# Tarefa 1
Edite o texto sobre os sentimentos desde "Para uma reabilitação, não" até "a nossa existência.", inclusive, trocando "homeostasia" por "homeostase".
# Tarefa 2
No texto sobre os sentimentos, para que servem os sentimentos?

# Secção do documento
§

Para uma reabilitação, não romântica, mas neurocientífica dos sentimentos
«(…)
Os sentimentos [são] expressões mentais da homeostasia e (…) essenciais para o
governo da vida. (…) Devido à maquinaria dos afetos que a evolução desenvolveu
em torno dos sentimentos, não é possível falar sobre pensamento, inteligência e
criatividade sem ter em conta os sentimentos. Os sentimentos desempenham um
papel importante nas nossas decisões e atravessam a nossa existência.
Os
sentimentos podem incomodar-nos ou deliciar-nos, mas, se nos permitirmos, por
um instante, pensar teleologicamente, não é para isso que eles servem. Os
sentimentos servem para regular a vida, fornecedores de informações necessárias
para a homeostasia individual ou social. Os sentimentos anunciam riscos,
perigos e crises que têm que ser evitadas, no lado simpático da moeda, anunciam
oportunidades. Dirigem-nos para comportamentos que vão melhorar a homeostasia
geral, ao mesmo tempo que nos vão tornar seres humanos melhores, mais
responsáveis pelo nosso futuro e pelo futuro dos outros.

§

# Dados registados
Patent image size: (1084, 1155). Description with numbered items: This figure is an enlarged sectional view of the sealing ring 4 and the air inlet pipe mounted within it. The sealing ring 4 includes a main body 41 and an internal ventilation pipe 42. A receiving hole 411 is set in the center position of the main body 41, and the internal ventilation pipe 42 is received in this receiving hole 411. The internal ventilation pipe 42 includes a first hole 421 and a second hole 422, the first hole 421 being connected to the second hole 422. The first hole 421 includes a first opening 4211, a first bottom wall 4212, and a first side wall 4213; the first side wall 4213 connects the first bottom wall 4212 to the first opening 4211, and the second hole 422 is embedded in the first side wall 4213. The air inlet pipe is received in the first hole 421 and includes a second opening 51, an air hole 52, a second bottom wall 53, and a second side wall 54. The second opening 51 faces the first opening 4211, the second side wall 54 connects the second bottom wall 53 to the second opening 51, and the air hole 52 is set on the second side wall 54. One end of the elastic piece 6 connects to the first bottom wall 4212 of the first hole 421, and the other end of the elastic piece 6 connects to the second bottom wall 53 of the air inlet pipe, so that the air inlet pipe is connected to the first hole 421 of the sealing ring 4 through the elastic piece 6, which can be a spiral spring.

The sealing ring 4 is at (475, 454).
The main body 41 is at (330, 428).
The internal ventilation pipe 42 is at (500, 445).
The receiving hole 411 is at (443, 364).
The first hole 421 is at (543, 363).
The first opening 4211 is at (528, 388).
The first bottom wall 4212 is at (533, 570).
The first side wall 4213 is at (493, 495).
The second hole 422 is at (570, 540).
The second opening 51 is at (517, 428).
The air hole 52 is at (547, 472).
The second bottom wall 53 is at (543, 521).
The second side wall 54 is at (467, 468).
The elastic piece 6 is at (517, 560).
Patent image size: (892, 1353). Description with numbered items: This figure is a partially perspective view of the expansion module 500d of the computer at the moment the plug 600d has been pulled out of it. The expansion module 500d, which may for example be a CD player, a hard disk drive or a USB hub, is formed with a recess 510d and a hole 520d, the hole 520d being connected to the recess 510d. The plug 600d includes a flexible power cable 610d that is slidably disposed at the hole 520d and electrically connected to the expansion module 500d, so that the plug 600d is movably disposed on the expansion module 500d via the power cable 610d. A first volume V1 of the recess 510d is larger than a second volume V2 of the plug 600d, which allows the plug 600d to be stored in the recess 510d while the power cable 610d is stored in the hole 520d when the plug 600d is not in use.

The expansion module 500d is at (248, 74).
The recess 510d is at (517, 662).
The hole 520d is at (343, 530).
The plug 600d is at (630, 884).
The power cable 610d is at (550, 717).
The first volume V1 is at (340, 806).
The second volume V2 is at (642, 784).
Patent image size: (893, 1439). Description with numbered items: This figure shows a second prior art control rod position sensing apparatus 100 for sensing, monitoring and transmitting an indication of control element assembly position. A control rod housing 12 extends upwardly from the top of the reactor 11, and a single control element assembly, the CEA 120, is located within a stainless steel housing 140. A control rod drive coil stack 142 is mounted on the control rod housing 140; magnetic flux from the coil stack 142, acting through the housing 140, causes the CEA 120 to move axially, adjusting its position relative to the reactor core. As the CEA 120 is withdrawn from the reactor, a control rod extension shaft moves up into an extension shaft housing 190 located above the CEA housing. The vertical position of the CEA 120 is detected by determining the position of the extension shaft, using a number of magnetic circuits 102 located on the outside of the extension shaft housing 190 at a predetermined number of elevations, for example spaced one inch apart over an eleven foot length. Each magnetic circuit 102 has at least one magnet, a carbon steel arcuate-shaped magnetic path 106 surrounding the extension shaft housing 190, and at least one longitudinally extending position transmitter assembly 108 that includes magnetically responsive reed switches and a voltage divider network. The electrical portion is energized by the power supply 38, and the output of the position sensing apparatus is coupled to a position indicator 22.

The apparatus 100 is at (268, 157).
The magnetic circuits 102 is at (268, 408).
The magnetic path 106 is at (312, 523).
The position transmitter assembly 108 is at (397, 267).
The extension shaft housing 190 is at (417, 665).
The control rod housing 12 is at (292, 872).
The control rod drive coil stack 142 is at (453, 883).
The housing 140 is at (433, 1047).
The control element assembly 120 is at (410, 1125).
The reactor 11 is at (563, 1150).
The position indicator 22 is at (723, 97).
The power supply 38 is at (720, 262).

§

# Solução 1
Para uma reabilitação, não romântica, mas neurocientífica dos sentimentos
«(…)
Os sentimentos [são] expressões mentais da homeostase e (…) essenciais para o
governo da vida. (…) Devido à maquinaria dos afetos que a evolução desenvolveu
em torno dos sentimentos, não é possível falar sobre pensamento, inteligência e
criatividade sem ter em conta os sentimentos. Os sentimentos desempenham um
papel importante nas nossas decisões e atravessam a nossa existência.

# Solução 2
Servem para regular a vida, como fornecedores de informações necessárias para a homeostasia individual ou social.